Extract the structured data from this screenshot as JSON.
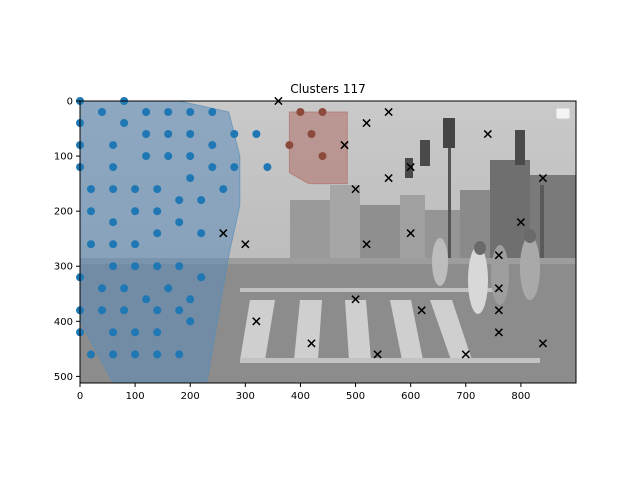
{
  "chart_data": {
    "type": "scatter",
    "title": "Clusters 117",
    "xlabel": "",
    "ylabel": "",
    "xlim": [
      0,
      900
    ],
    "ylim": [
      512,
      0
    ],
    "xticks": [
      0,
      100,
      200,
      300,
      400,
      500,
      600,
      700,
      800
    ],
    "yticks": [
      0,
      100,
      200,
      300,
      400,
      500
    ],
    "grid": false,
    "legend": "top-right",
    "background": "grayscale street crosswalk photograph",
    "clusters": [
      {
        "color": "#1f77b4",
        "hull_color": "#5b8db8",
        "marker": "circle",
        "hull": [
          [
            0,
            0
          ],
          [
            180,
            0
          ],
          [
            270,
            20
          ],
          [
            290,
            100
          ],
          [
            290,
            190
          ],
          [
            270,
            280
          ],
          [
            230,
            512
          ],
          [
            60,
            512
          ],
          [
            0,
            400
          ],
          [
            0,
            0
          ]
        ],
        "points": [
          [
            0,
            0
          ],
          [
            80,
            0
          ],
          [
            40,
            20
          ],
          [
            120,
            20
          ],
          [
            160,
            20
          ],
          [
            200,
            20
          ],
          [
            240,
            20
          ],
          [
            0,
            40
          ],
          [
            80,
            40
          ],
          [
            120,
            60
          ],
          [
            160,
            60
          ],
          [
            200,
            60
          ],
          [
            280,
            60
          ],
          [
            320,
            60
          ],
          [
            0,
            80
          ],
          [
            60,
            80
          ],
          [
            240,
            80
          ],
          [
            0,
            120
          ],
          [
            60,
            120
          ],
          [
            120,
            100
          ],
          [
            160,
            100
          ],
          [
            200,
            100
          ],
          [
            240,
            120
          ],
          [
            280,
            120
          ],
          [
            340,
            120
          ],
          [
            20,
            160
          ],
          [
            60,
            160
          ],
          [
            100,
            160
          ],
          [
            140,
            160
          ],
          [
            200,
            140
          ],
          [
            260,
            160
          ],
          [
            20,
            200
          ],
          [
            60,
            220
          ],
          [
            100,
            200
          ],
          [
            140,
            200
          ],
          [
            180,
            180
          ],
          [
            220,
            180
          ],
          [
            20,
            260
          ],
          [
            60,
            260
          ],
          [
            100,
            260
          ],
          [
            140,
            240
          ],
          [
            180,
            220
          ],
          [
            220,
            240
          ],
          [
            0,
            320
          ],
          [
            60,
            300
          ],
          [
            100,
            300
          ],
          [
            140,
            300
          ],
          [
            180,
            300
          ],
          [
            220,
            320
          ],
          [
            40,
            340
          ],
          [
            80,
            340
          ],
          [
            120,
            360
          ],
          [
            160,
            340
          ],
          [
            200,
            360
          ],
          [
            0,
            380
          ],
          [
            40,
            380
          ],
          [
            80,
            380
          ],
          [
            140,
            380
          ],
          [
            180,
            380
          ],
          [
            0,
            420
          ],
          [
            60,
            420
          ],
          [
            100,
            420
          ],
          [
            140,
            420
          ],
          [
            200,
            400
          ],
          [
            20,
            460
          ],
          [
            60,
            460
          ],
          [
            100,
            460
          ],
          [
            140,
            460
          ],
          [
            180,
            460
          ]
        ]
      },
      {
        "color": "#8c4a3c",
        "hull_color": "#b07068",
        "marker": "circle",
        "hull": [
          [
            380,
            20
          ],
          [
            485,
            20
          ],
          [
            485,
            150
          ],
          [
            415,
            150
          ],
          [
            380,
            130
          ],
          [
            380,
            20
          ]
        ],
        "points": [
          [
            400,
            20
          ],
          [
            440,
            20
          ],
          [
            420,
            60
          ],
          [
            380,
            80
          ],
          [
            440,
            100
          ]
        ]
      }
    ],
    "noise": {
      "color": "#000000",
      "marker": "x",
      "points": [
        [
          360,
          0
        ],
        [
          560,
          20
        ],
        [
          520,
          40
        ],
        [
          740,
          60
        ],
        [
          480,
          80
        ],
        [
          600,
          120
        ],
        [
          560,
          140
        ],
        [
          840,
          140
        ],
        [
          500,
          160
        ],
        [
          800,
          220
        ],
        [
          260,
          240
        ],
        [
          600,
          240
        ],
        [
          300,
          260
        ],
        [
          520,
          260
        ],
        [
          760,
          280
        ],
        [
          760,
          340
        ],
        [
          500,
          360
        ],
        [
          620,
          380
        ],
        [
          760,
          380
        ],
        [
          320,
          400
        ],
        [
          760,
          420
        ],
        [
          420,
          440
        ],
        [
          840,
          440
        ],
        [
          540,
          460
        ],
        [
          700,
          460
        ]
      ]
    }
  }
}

---

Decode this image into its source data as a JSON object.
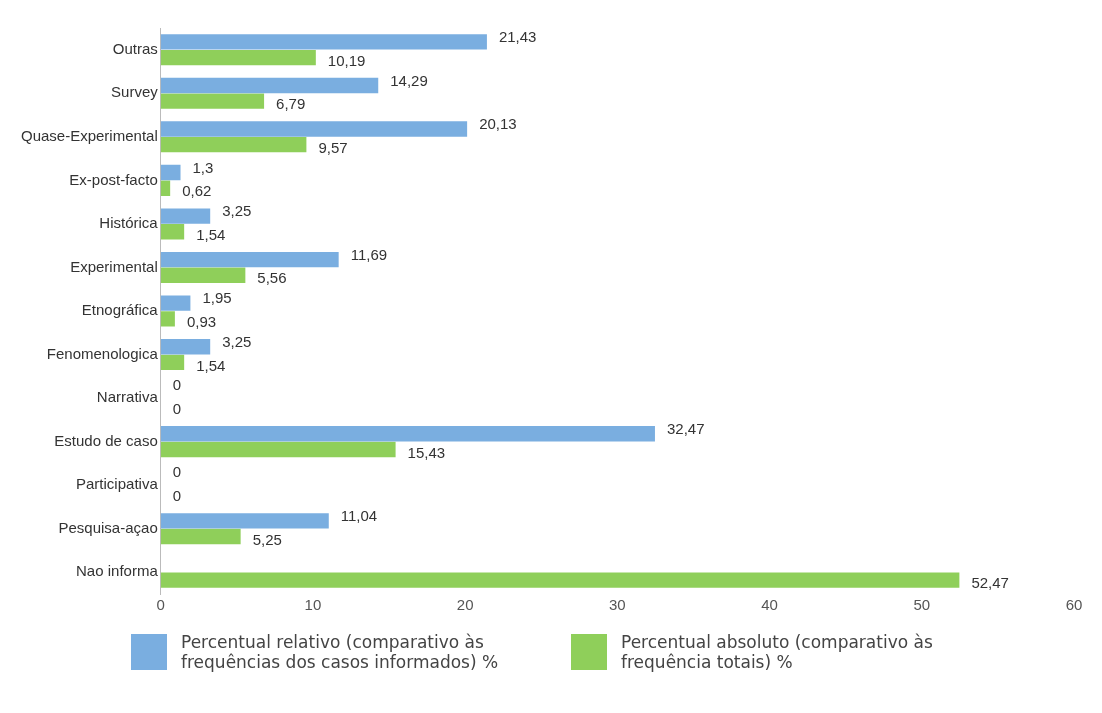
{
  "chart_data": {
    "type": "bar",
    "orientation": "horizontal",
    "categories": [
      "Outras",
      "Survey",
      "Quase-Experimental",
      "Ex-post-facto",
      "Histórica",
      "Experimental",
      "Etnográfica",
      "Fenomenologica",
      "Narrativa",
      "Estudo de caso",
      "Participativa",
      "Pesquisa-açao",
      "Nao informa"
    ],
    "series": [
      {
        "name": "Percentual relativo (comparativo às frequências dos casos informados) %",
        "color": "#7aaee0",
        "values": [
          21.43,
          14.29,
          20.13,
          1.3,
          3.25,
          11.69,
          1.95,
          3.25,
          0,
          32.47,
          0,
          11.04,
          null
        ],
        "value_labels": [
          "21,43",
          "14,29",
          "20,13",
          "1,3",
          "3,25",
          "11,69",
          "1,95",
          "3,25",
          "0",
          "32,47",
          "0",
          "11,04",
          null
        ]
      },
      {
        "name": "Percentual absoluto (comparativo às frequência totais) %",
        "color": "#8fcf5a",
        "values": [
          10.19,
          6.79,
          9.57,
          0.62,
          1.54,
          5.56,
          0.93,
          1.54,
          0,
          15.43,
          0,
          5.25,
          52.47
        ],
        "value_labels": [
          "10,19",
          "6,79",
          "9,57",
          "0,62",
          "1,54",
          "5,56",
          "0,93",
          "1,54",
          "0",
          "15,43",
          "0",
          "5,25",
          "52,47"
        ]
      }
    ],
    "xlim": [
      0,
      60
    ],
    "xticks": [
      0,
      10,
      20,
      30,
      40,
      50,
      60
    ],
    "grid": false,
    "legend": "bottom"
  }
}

**EXERCISE AIM**
Scan the records for the string "comparativo". Copy each line in which it appears.

**OUTPUT FOR THIS EXERCISE**
        "name": "Percentual relativo (comparativo às frequências dos casos informados) %",
        "name": "Percentual absoluto (comparativo às frequência totais) %",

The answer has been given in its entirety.